Directions.
Using the listing below, copy every line that mentions "this".

Items listed in a dataset:

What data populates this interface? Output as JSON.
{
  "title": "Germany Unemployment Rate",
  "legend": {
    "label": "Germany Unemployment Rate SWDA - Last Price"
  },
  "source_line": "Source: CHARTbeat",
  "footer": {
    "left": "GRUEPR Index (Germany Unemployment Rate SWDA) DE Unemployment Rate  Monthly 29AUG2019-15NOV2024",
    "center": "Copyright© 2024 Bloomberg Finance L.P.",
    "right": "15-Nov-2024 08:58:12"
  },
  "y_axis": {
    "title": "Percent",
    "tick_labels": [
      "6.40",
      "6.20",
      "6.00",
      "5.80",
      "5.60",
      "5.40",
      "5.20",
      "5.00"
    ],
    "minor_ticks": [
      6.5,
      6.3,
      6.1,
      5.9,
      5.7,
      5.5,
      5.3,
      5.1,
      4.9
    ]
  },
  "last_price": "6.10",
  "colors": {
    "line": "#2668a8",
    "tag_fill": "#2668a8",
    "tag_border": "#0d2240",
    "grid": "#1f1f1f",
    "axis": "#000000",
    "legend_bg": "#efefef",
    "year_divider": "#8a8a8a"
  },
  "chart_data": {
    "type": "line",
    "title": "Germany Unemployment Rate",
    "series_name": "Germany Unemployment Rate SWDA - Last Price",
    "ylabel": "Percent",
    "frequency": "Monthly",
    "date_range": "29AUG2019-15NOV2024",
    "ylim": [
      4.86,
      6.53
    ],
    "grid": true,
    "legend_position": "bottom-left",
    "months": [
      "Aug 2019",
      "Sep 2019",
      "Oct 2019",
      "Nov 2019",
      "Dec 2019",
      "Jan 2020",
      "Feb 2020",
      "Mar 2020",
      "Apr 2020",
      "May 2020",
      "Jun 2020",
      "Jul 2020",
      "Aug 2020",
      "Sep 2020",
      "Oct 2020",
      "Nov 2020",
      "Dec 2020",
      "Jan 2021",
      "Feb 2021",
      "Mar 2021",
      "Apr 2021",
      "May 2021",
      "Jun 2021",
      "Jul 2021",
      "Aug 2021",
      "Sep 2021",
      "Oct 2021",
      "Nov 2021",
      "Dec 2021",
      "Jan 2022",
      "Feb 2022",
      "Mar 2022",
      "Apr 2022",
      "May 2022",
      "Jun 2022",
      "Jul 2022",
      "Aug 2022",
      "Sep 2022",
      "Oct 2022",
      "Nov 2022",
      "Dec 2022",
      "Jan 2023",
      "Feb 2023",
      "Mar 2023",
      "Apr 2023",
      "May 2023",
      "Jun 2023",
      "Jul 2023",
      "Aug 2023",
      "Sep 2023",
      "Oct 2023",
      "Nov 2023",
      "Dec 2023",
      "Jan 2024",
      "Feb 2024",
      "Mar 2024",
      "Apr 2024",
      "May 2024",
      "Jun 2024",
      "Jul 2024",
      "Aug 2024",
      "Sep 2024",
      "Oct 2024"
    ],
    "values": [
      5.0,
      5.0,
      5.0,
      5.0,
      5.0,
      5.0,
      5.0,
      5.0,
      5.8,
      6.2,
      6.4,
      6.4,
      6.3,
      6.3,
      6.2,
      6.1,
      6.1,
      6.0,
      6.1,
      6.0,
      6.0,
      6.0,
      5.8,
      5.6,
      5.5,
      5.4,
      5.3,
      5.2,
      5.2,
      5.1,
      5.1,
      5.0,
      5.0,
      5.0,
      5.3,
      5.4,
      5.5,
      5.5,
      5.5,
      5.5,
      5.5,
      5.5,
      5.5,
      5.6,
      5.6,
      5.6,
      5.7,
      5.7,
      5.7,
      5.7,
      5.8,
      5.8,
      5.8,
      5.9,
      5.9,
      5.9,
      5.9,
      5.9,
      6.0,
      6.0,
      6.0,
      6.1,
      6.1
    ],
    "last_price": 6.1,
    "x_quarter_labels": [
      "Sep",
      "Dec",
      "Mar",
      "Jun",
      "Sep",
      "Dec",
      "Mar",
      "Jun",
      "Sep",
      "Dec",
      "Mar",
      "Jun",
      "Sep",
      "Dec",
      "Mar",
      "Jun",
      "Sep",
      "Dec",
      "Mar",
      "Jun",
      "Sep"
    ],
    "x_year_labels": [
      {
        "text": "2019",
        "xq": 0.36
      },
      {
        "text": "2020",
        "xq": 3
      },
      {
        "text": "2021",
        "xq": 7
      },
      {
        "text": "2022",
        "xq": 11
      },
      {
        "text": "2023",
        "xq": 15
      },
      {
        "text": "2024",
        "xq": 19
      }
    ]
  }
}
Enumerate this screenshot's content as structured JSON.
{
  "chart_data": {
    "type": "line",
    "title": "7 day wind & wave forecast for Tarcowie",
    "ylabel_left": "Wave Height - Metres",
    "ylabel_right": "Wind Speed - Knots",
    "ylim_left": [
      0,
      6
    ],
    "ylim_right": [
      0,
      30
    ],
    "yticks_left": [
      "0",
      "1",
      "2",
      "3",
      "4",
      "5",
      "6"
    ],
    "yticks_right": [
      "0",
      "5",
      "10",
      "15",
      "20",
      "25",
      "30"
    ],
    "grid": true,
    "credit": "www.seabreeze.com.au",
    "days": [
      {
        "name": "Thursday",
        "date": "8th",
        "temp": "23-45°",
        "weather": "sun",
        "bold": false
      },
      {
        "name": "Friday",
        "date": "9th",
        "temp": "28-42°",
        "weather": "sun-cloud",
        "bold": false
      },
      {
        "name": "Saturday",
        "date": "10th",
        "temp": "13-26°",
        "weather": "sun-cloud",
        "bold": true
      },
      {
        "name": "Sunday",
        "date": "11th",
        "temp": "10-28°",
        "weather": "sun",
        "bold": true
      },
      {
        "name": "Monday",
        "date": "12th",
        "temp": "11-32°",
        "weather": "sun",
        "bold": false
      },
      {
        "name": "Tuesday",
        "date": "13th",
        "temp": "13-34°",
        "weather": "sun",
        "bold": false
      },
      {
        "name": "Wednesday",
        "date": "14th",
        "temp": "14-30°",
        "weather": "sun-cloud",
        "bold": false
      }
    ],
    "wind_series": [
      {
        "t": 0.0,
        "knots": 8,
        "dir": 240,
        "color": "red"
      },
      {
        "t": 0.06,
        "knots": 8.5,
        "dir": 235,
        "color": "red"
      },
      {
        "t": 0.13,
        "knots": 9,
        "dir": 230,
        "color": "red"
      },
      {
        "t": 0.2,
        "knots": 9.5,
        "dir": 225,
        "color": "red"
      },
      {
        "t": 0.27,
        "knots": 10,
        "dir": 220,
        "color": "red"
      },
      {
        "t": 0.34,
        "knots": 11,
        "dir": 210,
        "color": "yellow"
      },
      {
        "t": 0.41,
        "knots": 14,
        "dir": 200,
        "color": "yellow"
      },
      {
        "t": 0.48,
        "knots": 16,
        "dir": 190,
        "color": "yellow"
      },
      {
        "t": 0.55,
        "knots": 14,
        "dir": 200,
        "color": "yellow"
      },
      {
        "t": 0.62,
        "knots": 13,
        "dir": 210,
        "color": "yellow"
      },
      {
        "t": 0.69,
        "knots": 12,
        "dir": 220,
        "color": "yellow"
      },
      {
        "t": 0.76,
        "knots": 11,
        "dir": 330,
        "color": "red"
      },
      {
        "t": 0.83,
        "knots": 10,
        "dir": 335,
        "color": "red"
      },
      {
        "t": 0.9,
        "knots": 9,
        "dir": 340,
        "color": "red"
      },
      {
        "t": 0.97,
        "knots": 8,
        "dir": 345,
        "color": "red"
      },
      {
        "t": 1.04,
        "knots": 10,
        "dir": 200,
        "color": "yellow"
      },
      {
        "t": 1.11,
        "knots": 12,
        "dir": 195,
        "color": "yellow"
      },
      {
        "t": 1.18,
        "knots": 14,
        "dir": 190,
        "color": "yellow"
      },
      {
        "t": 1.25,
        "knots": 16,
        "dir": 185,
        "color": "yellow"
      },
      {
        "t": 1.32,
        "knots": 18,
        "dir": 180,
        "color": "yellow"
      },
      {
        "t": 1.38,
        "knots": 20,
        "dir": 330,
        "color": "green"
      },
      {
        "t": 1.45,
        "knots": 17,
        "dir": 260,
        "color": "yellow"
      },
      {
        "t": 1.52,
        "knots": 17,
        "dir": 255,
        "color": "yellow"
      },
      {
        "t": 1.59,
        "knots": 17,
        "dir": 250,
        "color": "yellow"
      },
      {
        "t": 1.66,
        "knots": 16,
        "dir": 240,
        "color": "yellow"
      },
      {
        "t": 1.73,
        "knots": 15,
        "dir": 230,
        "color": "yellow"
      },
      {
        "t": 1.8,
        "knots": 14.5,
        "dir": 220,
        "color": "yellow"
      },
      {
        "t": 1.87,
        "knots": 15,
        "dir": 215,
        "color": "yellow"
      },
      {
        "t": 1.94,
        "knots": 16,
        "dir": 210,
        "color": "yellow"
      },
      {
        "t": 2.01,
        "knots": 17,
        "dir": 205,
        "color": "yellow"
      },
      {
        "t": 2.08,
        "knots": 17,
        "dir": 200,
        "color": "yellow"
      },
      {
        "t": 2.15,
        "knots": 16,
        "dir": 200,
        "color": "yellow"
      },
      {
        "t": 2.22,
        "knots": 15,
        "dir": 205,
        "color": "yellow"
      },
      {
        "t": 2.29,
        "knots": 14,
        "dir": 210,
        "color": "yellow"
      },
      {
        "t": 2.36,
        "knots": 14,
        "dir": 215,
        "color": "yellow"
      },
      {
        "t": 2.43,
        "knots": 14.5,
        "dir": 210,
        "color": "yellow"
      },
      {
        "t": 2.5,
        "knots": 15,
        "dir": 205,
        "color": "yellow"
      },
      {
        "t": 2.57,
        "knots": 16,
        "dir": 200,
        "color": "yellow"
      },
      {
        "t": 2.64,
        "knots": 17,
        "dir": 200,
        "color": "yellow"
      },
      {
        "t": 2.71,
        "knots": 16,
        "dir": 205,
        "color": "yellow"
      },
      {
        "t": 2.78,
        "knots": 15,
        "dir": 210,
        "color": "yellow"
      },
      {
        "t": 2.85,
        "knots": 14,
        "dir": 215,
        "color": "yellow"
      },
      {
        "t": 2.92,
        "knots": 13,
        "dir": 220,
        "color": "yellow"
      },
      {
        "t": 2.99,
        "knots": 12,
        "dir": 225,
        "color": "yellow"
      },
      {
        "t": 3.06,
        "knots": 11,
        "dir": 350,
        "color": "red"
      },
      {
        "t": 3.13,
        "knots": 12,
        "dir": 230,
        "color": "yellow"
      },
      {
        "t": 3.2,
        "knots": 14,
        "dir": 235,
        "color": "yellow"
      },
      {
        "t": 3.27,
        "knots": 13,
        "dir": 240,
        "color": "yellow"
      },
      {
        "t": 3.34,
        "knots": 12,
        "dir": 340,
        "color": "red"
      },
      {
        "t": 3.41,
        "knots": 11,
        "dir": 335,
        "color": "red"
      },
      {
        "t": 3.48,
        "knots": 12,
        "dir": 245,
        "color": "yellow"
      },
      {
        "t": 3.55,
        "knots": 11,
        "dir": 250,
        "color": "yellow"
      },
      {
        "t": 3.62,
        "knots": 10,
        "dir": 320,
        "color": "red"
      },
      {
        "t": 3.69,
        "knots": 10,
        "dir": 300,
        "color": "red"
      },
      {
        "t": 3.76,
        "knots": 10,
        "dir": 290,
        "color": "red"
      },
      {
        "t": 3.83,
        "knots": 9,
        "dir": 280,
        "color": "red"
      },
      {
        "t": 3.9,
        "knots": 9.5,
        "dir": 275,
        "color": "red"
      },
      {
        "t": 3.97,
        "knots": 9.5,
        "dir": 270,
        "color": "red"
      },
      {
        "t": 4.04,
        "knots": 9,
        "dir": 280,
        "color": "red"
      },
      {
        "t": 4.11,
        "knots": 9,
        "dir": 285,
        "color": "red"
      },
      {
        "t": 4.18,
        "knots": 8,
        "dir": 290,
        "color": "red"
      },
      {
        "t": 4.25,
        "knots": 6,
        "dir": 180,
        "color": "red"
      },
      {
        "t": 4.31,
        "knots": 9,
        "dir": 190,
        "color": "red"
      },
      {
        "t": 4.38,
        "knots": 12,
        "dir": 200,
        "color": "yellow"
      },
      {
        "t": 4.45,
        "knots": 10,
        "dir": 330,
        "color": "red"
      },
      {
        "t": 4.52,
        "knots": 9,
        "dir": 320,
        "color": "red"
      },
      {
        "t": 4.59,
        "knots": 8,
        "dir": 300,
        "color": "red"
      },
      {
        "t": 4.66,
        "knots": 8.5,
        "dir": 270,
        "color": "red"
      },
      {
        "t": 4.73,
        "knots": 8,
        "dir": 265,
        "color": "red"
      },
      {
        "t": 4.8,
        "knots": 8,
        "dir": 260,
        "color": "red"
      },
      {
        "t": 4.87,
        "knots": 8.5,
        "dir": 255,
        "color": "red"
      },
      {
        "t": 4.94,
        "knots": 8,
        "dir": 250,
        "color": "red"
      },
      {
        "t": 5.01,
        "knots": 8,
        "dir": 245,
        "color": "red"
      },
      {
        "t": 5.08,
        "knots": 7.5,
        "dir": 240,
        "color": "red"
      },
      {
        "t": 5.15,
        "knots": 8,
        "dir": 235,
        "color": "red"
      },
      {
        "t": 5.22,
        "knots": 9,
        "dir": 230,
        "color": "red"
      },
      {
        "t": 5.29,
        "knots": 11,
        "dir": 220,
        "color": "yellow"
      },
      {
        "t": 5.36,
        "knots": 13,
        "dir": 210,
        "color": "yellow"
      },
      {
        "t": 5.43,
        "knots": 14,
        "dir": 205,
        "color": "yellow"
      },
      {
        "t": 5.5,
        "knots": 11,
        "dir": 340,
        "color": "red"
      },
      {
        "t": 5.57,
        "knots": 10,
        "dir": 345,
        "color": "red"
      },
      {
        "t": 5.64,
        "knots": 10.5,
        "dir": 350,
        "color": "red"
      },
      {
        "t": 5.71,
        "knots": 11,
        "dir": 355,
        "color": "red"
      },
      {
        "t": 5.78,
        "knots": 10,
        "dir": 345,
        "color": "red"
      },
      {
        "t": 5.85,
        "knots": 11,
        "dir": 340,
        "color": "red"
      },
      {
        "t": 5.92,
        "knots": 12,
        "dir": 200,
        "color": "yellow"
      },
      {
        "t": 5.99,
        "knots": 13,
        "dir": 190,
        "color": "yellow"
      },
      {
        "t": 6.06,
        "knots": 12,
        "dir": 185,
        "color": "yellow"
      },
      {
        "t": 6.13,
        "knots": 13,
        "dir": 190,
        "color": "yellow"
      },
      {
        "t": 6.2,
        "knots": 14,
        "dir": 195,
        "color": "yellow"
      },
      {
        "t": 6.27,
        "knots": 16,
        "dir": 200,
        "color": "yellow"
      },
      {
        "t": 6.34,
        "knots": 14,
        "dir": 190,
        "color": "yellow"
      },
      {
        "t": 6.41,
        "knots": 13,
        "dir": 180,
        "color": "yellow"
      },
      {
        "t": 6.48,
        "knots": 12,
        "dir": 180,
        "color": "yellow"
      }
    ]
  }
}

Problem solution.
What data populates this interface? Output as JSON.
Enumerate this screenshot's content as structured JSON.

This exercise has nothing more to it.